# SOURCE DATA:
+++
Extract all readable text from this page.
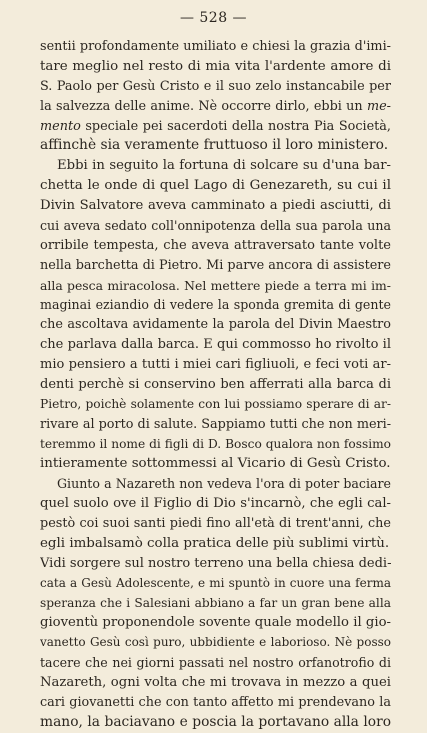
— 528 —
sentii profondamente umiliato e chiesi la grazia d'imi-
tare meglio nel resto di mia vita l'ardente amore di
S. Paolo per Gesù Cristo e il suo zelo instancabile per
la salvezza delle anime. Nè occorre dirlo, ebbi un me-
mento speciale pei sacerdoti della nostra Pia Società,
affinchè sia veramente fruttuoso il loro ministero.
Ebbi in seguito la fortuna di solcare su d'una bar-
chetta le onde di quel Lago di Genezareth, su cui il
Divin Salvatore aveva camminato a piedi asciutti, di
cui aveva sedato coll'onnipotenza della sua parola una
orribile tempesta, che aveva attraversato tante volte
nella barchetta di Pietro. Mi parve ancora di assistere
alla pesca miracolosa. Nel mettere piede a terra mi im-
maginai eziandio di vedere la sponda gremita di gente
che ascoltava avidamente la parola del Divin Maestro
che parlava dalla barca. E qui commosso ho rivolto il
mio pensiero a tutti i miei cari figliuoli, e feci voti ar-
denti perchè si conservino ben afferrati alla barca di
Pietro, poichè solamente con lui possiamo sperare di ar-
rivare al porto di salute. Sappiamo tutti che non meri-
teremmo il nome di figli di D. Bosco qualora non fossimo
intieramente sottommessi al Vicario di Gesù Cristo.
Giunto a Nazareth non vedeva l'ora di poter baciare
quel suolo ove il Figlio di Dio s'incarnò, che egli cal-
pestò coi suoi santi piedi fino all'età di trent'anni, che
egli imbalsamò colla pratica delle più sublimi virtù.
Vidi sorgere sul nostro terreno una bella chiesa dedi-
cata a Gesù Adolescente, e mi spuntò in cuore una ferma
speranza che i Salesiani abbiano a far un gran bene alla
gioventù proponendole sovente quale modello il gio-
vanetto Gesù così puro, ubbidiente e laborioso. Nè posso
tacere che nei giorni passati nel nostro orfanotrofio di
Nazareth, ogni volta che mi trovava in mezzo a quei
cari giovanetti che con tanto affetto mi prendevano la
mano, la baciavano e poscia la portavano alla loro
+++
# REQUEST:
Without the pictures, write out all of the material exactly.

# PROBLEM SOLUTION:
Extract all readable text from this page.
— 528 —
sentii profondamente umiliato e chiesi la grazia d'imi-
tare meglio nel resto di mia vita l'ardente amore di
S. Paolo per Gesù Cristo e il suo zelo instancabile per
la salvezza delle anime. Nè occorre dirlo, ebbi un me-
mento speciale pei sacerdoti della nostra Pia Società,
affinchè sia veramente fruttuoso il loro ministero.
Ebbi in seguito la fortuna di solcare su d'una bar-
chetta le onde di quel Lago di Genezareth, su cui il
Divin Salvatore aveva camminato a piedi asciutti, di
cui aveva sedato coll'onnipotenza della sua parola una
orribile tempesta, che aveva attraversato tante volte
nella barchetta di Pietro. Mi parve ancora di assistere
alla pesca miracolosa. Nel mettere piede a terra mi im-
maginai eziandio di vedere la sponda gremita di gente
che ascoltava avidamente la parola del Divin Maestro
che parlava dalla barca. E qui commosso ho rivolto il
mio pensiero a tutti i miei cari figliuoli, e feci voti ar-
denti perchè si conservino ben afferrati alla barca di
Pietro, poichè solamente con lui possiamo sperare di ar-
rivare al porto di salute. Sappiamo tutti che non meri-
teremmo il nome di figli di D. Bosco qualora non fossimo
intieramente sottommessi al Vicario di Gesù Cristo.
Giunto a Nazareth non vedeva l'ora di poter baciare
quel suolo ove il Figlio di Dio s'incarnò, che egli cal-
pestò coi suoi santi piedi fino all'età di trent'anni, che
egli imbalsamò colla pratica delle più sublimi virtù.
Vidi sorgere sul nostro terreno una bella chiesa dedi-
cata a Gesù Adolescente, e mi spuntò in cuore una ferma
speranza che i Salesiani abbiano a far un gran bene alla
gioventù proponendole sovente quale modello il gio-
vanetto Gesù così puro, ubbidiente e laborioso. Nè posso
tacere che nei giorni passati nel nostro orfanotrofio di
Nazareth, ogni volta che mi trovava in mezzo a quei
cari giovanetti che con tanto affetto mi prendevano la
mano, la baciavano e poscia la portavano alla loro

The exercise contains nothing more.